= EXERCISE =
In the listing below, locate the line containing "Transcribe this image's" and copy it and every line after it through the end, exactly as written, leaving out any pictures.

** START DATA LISTING **

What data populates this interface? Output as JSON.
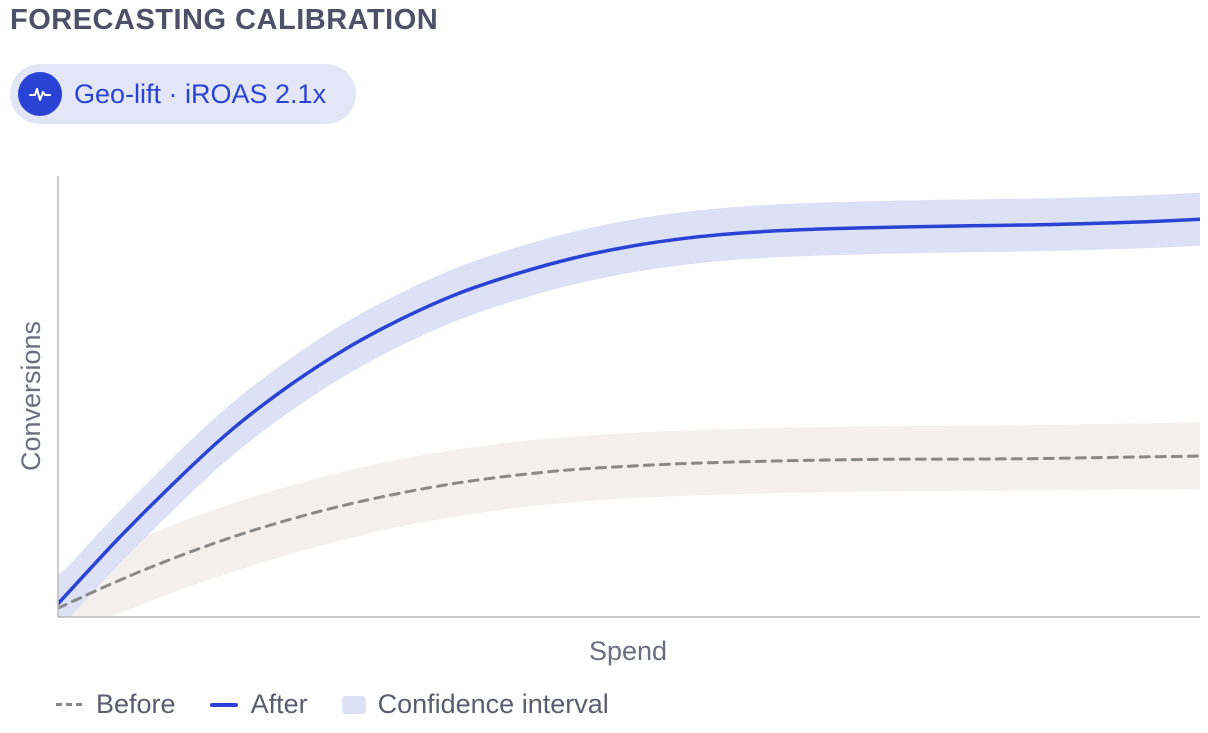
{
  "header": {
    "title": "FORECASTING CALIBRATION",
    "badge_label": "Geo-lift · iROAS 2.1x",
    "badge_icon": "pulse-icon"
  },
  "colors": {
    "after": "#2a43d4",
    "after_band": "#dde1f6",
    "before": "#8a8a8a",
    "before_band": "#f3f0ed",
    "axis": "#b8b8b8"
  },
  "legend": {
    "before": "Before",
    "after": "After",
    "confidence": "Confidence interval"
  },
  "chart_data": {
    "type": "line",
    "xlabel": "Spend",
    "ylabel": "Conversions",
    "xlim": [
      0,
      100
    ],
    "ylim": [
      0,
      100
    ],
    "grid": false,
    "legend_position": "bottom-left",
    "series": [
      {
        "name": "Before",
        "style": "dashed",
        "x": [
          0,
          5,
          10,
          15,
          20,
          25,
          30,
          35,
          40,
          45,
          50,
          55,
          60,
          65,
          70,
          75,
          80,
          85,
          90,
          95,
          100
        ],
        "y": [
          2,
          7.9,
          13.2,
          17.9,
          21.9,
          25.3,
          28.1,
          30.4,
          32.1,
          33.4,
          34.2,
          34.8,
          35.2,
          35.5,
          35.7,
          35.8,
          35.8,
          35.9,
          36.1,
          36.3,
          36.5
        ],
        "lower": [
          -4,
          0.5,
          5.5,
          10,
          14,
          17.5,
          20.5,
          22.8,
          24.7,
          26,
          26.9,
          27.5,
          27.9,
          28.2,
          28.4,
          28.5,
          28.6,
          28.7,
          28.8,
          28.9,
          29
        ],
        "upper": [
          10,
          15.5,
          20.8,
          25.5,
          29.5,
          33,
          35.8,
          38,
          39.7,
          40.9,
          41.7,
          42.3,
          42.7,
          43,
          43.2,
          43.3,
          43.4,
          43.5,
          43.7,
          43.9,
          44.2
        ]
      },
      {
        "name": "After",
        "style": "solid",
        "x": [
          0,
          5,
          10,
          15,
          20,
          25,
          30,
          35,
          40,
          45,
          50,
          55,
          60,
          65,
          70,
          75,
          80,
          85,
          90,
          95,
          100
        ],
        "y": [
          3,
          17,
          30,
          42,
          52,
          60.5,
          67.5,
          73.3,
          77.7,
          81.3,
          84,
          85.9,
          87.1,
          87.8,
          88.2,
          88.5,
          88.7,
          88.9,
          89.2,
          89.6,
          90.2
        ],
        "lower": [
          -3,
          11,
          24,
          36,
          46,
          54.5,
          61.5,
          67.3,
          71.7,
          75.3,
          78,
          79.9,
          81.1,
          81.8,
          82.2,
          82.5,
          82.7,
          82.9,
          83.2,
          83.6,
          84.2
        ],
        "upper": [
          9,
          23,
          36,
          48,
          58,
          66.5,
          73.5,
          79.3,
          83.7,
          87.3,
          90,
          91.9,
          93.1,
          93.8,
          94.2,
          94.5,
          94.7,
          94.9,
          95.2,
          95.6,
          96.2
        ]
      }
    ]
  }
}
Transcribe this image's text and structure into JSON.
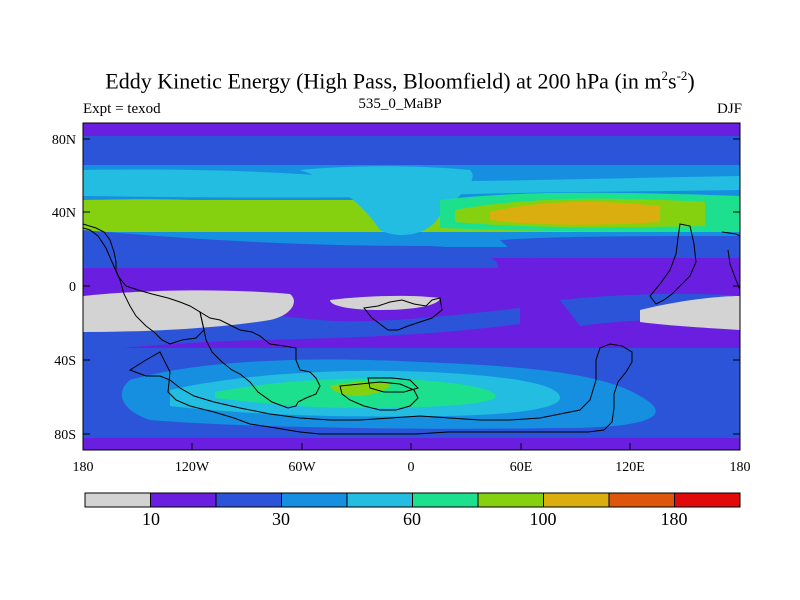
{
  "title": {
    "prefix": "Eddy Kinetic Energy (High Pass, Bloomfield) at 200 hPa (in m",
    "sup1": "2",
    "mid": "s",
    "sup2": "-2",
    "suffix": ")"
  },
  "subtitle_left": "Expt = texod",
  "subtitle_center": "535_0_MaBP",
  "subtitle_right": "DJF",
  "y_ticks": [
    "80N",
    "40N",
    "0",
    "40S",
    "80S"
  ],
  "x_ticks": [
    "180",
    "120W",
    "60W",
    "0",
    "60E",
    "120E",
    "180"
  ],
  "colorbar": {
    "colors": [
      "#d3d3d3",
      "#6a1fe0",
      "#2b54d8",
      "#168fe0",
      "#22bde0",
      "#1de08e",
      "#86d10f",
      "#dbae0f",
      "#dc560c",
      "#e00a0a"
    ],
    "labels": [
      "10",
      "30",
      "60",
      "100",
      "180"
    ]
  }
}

** END DATA LISTING **

= SOLUTION TO THE PROBLEM =
Transcribe this image's text and structure into JSON.
{
  "title": {
    "prefix": "Eddy Kinetic Energy (High Pass, Bloomfield) at 200 hPa (in m",
    "sup1": "2",
    "mid": "s",
    "sup2": "-2",
    "suffix": ")"
  },
  "subtitle_left": "Expt = texod",
  "subtitle_center": "535_0_MaBP",
  "subtitle_right": "DJF",
  "y_ticks": [
    "80N",
    "40N",
    "0",
    "40S",
    "80S"
  ],
  "x_ticks": [
    "180",
    "120W",
    "60W",
    "0",
    "60E",
    "120E",
    "180"
  ],
  "colorbar": {
    "colors": [
      "#d3d3d3",
      "#6a1fe0",
      "#2b54d8",
      "#168fe0",
      "#22bde0",
      "#1de08e",
      "#86d10f",
      "#dbae0f",
      "#dc560c",
      "#e00a0a"
    ],
    "labels": [
      "10",
      "30",
      "60",
      "100",
      "180"
    ]
  }
}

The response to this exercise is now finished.